**GIVEN RECORDS**

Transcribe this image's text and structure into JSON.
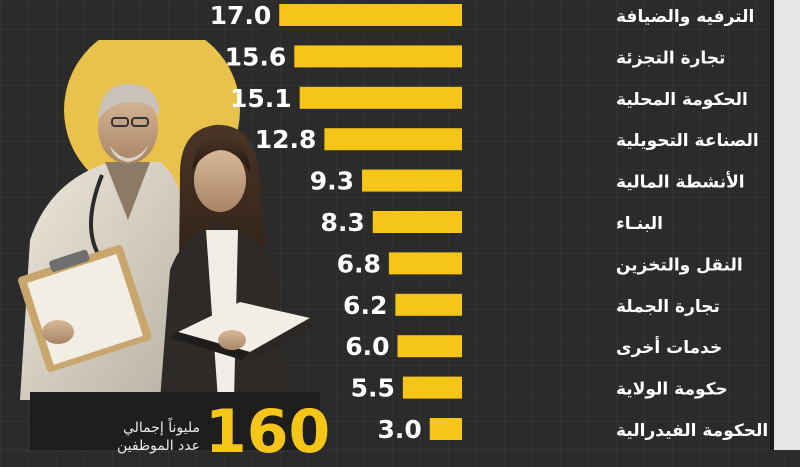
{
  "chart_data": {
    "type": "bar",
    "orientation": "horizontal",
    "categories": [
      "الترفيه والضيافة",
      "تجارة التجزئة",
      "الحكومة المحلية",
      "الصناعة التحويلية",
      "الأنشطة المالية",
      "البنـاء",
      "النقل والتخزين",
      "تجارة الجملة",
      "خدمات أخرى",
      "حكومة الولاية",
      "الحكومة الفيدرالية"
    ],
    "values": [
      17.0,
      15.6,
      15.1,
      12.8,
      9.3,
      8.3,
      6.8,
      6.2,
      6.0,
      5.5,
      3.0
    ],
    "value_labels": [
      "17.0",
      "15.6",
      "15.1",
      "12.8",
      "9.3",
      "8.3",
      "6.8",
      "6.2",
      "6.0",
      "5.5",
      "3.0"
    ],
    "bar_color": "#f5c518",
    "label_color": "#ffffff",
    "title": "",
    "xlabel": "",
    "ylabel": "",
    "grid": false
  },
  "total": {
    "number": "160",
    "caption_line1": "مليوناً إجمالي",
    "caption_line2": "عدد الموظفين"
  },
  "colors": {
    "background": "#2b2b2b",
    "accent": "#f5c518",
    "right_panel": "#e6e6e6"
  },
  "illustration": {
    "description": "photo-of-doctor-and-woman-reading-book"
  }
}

**EXERCISE REQUIREMENTS**
Leave out every picture and copy the rest of the records exactly.

**EXERCISE RESPONSE**
Transcribe this image's text and structure into JSON.
{
  "chart_data": {
    "type": "bar",
    "orientation": "horizontal",
    "categories": [
      "الترفيه والضيافة",
      "تجارة التجزئة",
      "الحكومة المحلية",
      "الصناعة التحويلية",
      "الأنشطة المالية",
      "البنـاء",
      "النقل والتخزين",
      "تجارة الجملة",
      "خدمات أخرى",
      "حكومة الولاية",
      "الحكومة الفيدرالية"
    ],
    "values": [
      17.0,
      15.6,
      15.1,
      12.8,
      9.3,
      8.3,
      6.8,
      6.2,
      6.0,
      5.5,
      3.0
    ],
    "value_labels": [
      "17.0",
      "15.6",
      "15.1",
      "12.8",
      "9.3",
      "8.3",
      "6.8",
      "6.2",
      "6.0",
      "5.5",
      "3.0"
    ],
    "bar_color": "#f5c518",
    "label_color": "#ffffff",
    "title": "",
    "xlabel": "",
    "ylabel": "",
    "grid": false
  },
  "total": {
    "number": "160",
    "caption_line1": "مليوناً إجمالي",
    "caption_line2": "عدد الموظفين"
  },
  "colors": {
    "background": "#2b2b2b",
    "accent": "#f5c518",
    "right_panel": "#e6e6e6"
  },
  "illustration": {
    "description": "photo-of-doctor-and-woman-reading-book"
  }
}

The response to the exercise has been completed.